_What to work on_. Filter the records below for the word "JSON". Copy each line that holds it.
"""
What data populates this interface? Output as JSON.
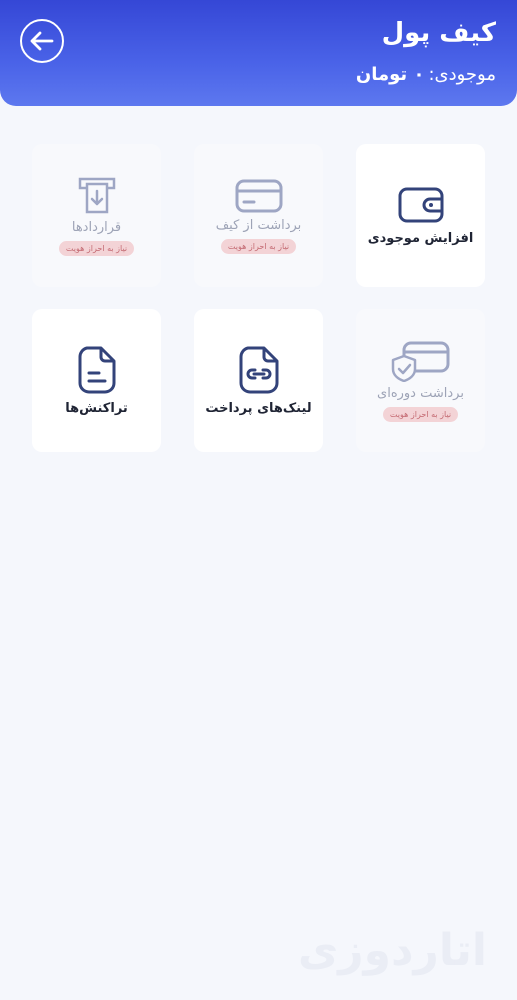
{
  "header": {
    "title": "کیف پول",
    "balance_label": "موجودی:",
    "balance_value": "۰ تومان",
    "back_icon": "arrow-left-icon"
  },
  "cards": [
    {
      "label": "افزایش موجودی",
      "icon": "wallet-icon",
      "enabled": true
    },
    {
      "label": "برداشت از کیف",
      "icon": "credit-card-icon",
      "enabled": false,
      "badge": "نیاز به احراز هویت"
    },
    {
      "label": "قراردادها",
      "icon": "atm-withdraw-icon",
      "enabled": false,
      "badge": "نیاز به احراز هویت"
    },
    {
      "label": "برداشت دوره‌ای",
      "icon": "card-shield-icon",
      "enabled": false,
      "badge": "نیاز به احراز هویت"
    },
    {
      "label": "لینک‌های پرداخت",
      "icon": "document-link-icon",
      "enabled": true
    },
    {
      "label": "تراکنش‌ها",
      "icon": "document-text-icon",
      "enabled": true
    }
  ],
  "watermark": "اتاردوزی",
  "colors": {
    "header_gradient_start": "#3547d6",
    "header_gradient_end": "#5d78ef",
    "icon_active": "#33437a",
    "icon_disabled": "#9ea6c4",
    "badge_bg": "#f3d3d6",
    "badge_text": "#c46a72"
  }
}
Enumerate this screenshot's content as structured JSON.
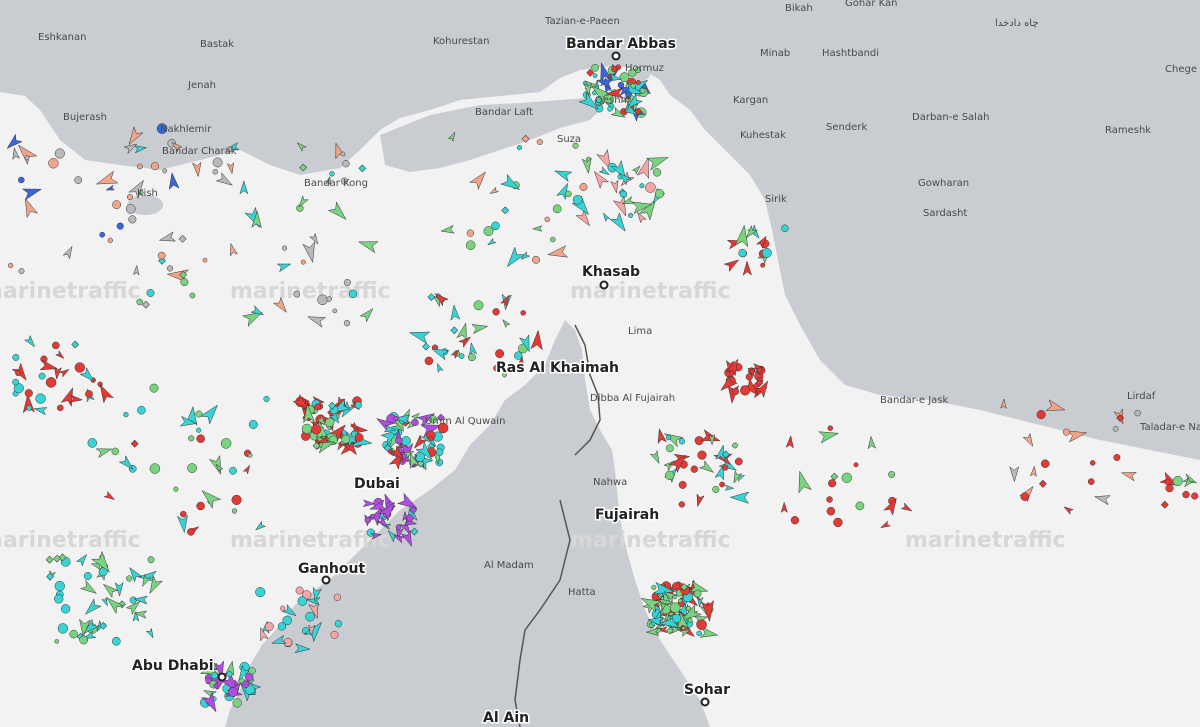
{
  "watermark": "marinetraffic",
  "colors": {
    "sea": "#f2f2f2",
    "land": "#c9ccd0",
    "border": "#555555",
    "cargo": "#79d47f",
    "tanker": "#e53935",
    "passenger": "#3a67d8",
    "tug": "#36d4d4",
    "fishing": "#f0a58a",
    "pleasure": "#b04de0",
    "unknown": "#b9b9b9",
    "station": "#f6a6a6"
  },
  "places": [
    {
      "name": "Tazian-e-Paeen"
    },
    {
      "name": "Bikah"
    },
    {
      "name": "Gohar Kan"
    },
    {
      "name": "چاه دادخدا"
    },
    {
      "name": "Eshkanan"
    },
    {
      "name": "Bastak"
    },
    {
      "name": "Kohurestan"
    },
    {
      "name": "Minab"
    },
    {
      "name": "Hashtbandi"
    },
    {
      "name": "Chege"
    },
    {
      "name": "Jenah"
    },
    {
      "name": "Hormuz"
    },
    {
      "name": "Qeshm"
    },
    {
      "name": "Kargan"
    },
    {
      "name": "Bujerash"
    },
    {
      "name": "Nakhlemir"
    },
    {
      "name": "Bandar Laft"
    },
    {
      "name": "Kuhestak"
    },
    {
      "name": "Senderk"
    },
    {
      "name": "Darban-e Salah"
    },
    {
      "name": "Rameshk"
    },
    {
      "name": "Bandar Charak"
    },
    {
      "name": "Suza"
    },
    {
      "name": "Kish"
    },
    {
      "name": "Bandar Kong"
    },
    {
      "name": "Gowharan"
    },
    {
      "name": "Sirik"
    },
    {
      "name": "Sardasht"
    },
    {
      "name": "Lima"
    },
    {
      "name": "Dibba Al Fujairah"
    },
    {
      "name": "Bandar-e Jask"
    },
    {
      "name": "Lirdaf"
    },
    {
      "name": "Taladar-e Nakhlestan"
    },
    {
      "name": "Umm Al Quwain"
    },
    {
      "name": "Nahwa"
    },
    {
      "name": "Al Madam"
    },
    {
      "name": "Hatta"
    }
  ],
  "cities": [
    {
      "name": "Bandar Abbas"
    },
    {
      "name": "Khasab"
    },
    {
      "name": "Ras Al Khaimah"
    },
    {
      "name": "Dubai"
    },
    {
      "name": "Fujairah"
    },
    {
      "name": "Ganhout"
    },
    {
      "name": "Abu Dhabi"
    },
    {
      "name": "Sohar"
    },
    {
      "name": "Al Ain"
    }
  ]
}
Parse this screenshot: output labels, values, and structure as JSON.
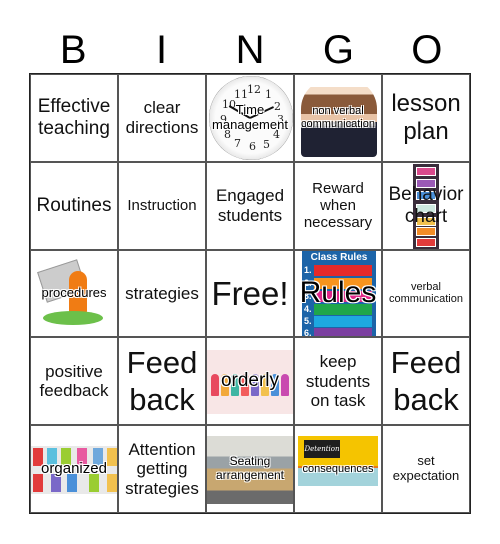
{
  "header": {
    "letters": [
      "B",
      "I",
      "N",
      "G",
      "O"
    ]
  },
  "cells": [
    {
      "text": "Effective teaching",
      "image": null
    },
    {
      "text": "clear directions",
      "image": null
    },
    {
      "text": "Time management",
      "image": "wall-clock"
    },
    {
      "text": "non verbal communication",
      "image": "woman-ok-gesture"
    },
    {
      "text": "lesson plan",
      "image": null
    },
    {
      "text": "Routines",
      "image": null
    },
    {
      "text": "Instruction",
      "image": null
    },
    {
      "text": "Engaged students",
      "image": null
    },
    {
      "text": "Reward when necessary",
      "image": null
    },
    {
      "text": "Behavior chart",
      "image": "behavior-clip-chart"
    },
    {
      "text": "procedures",
      "image": "procedure-reader"
    },
    {
      "text": "strategies",
      "image": null
    },
    {
      "text": "Free!",
      "image": null
    },
    {
      "text": "Rules",
      "image": "class-rules-poster"
    },
    {
      "text": "verbal communication",
      "image": null
    },
    {
      "text": "positive feedback",
      "image": null
    },
    {
      "text": "Feed back",
      "image": null
    },
    {
      "text": "orderly",
      "image": "kids-in-line"
    },
    {
      "text": "keep students on task",
      "image": null
    },
    {
      "text": "Feed back",
      "image": null
    },
    {
      "text": "organized",
      "image": "organized-shelves"
    },
    {
      "text": "Attention getting strategies",
      "image": null
    },
    {
      "text": "Seating arrangement",
      "image": "classroom-photo"
    },
    {
      "text": "consequences",
      "image": "detention-room"
    },
    {
      "text": "set expectation",
      "image": null
    }
  ],
  "art": {
    "clock_numbers": [
      "12",
      "1",
      "2",
      "3",
      "4",
      "5",
      "6",
      "7",
      "8",
      "9",
      "10",
      "11"
    ],
    "rules_poster_title": "Class Rules",
    "rules_poster_numbers": [
      "1.",
      "2.",
      "3.",
      "4.",
      "5.",
      "6."
    ],
    "rules_colors": [
      "#e62a2a",
      "#f7941d",
      "#e0278a",
      "#1fa64a",
      "#1ea8e0",
      "#7b3fa0"
    ],
    "detention_board_text": "Detention"
  }
}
"""
_Solution_.
What data populates this interface? Output as JSON.
Enumerate this screenshot's content as structured JSON.
Parse this screenshot: output labels, values, and structure as JSON.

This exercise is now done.